**What you will do**
Transcribe the material below exactly as it appears.

*** Records for processing ***

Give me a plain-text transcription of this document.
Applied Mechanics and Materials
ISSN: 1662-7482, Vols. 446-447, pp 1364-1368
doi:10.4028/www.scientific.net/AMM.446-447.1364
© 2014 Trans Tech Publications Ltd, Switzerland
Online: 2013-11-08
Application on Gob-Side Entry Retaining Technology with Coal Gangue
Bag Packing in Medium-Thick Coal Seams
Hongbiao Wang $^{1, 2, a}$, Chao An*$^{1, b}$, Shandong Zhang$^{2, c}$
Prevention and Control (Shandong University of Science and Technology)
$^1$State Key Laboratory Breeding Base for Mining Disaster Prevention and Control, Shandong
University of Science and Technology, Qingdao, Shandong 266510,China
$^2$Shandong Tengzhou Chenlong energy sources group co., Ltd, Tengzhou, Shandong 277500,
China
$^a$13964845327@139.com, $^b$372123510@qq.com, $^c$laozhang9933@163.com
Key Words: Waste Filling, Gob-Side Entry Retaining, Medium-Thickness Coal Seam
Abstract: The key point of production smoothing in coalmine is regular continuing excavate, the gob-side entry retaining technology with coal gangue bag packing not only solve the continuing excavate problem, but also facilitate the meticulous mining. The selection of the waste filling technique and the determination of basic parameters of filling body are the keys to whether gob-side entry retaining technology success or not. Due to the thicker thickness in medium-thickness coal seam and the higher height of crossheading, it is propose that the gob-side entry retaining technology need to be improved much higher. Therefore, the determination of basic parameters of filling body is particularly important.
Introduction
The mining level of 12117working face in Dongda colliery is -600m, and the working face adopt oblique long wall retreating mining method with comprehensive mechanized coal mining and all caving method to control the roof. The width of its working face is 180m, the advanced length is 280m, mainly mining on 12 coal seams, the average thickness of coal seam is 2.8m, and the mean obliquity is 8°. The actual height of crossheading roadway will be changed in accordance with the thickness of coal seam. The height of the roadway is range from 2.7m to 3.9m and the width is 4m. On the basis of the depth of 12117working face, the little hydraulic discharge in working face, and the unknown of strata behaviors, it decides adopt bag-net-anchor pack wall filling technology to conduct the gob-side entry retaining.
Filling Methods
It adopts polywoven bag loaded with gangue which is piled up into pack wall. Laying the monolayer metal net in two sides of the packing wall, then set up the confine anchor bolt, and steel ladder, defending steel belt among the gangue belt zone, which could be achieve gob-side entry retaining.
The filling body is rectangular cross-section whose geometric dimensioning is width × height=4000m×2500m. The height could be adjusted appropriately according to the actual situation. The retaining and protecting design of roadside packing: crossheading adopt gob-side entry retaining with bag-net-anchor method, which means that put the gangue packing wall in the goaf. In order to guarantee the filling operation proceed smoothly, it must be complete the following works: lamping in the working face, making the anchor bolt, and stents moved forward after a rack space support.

***

**Written solution**
Give me a plain-text transcription of this document.
Applied Mechanics and Materials
ISSN: 1662-7482, Vols. 446-447, pp 1364-1368
doi:10.4028/www.scientific.net/AMM.446-447.1364
© 2014 Trans Tech Publications Ltd, Switzerland
Online: 2013-11-08
Application on Gob-Side Entry Retaining Technology with Coal Gangue
Bag Packing in Medium-Thick Coal Seams
Hongbiao Wang $^{1, 2, a}$, Chao An*$^{1, b}$, Shandong Zhang$^{2, c}$
Prevention and Control (Shandong University of Science and Technology)
$^1$State Key Laboratory Breeding Base for Mining Disaster Prevention and Control, Shandong
University of Science and Technology, Qingdao, Shandong 266510,China
$^2$Shandong Tengzhou Chenlong energy sources group co., Ltd, Tengzhou, Shandong 277500,
China
$^a$13964845327@139.com, $^b$372123510@qq.com, $^c$laozhang9933@163.com
Key Words: Waste Filling, Gob-Side Entry Retaining, Medium-Thickness Coal Seam
Abstract: The key point of production smoothing in coalmine is regular continuing excavate, the gob-side entry retaining technology with coal gangue bag packing not only solve the continuing excavate problem, but also facilitate the meticulous mining. The selection of the waste filling technique and the determination of basic parameters of filling body are the keys to whether gob-side entry retaining technology success or not. Due to the thicker thickness in medium-thickness coal seam and the higher height of crossheading, it is propose that the gob-side entry retaining technology need to be improved much higher. Therefore, the determination of basic parameters of filling body is particularly important.
Introduction
The mining level of 12117working face in Dongda colliery is -600m, and the working face adopt oblique long wall retreating mining method with comprehensive mechanized coal mining and all caving method to control the roof. The width of its working face is 180m, the advanced length is 280m, mainly mining on 12 coal seams, the average thickness of coal seam is 2.8m, and the mean obliquity is 8°. The actual height of crossheading roadway will be changed in accordance with the thickness of coal seam. The height of the roadway is range from 2.7m to 3.9m and the width is 4m. On the basis of the depth of 12117working face, the little hydraulic discharge in working face, and the unknown of strata behaviors, it decides adopt bag-net-anchor pack wall filling technology to conduct the gob-side entry retaining.
Filling Methods
It adopts polywoven bag loaded with gangue which is piled up into pack wall. Laying the monolayer metal net in two sides of the packing wall, then set up the confine anchor bolt, and steel ladder, defending steel belt among the gangue belt zone, which could be achieve gob-side entry retaining.
The filling body is rectangular cross-section whose geometric dimensioning is width × height=4000m×2500m. The height could be adjusted appropriately according to the actual situation. The retaining and protecting design of roadside packing: crossheading adopt gob-side entry retaining with bag-net-anchor method, which means that put the gangue packing wall in the goaf. In order to guarantee the filling operation proceed smoothly, it must be complete the following works: lamping in the working face, making the anchor bolt, and stents moved forward after a rack space support.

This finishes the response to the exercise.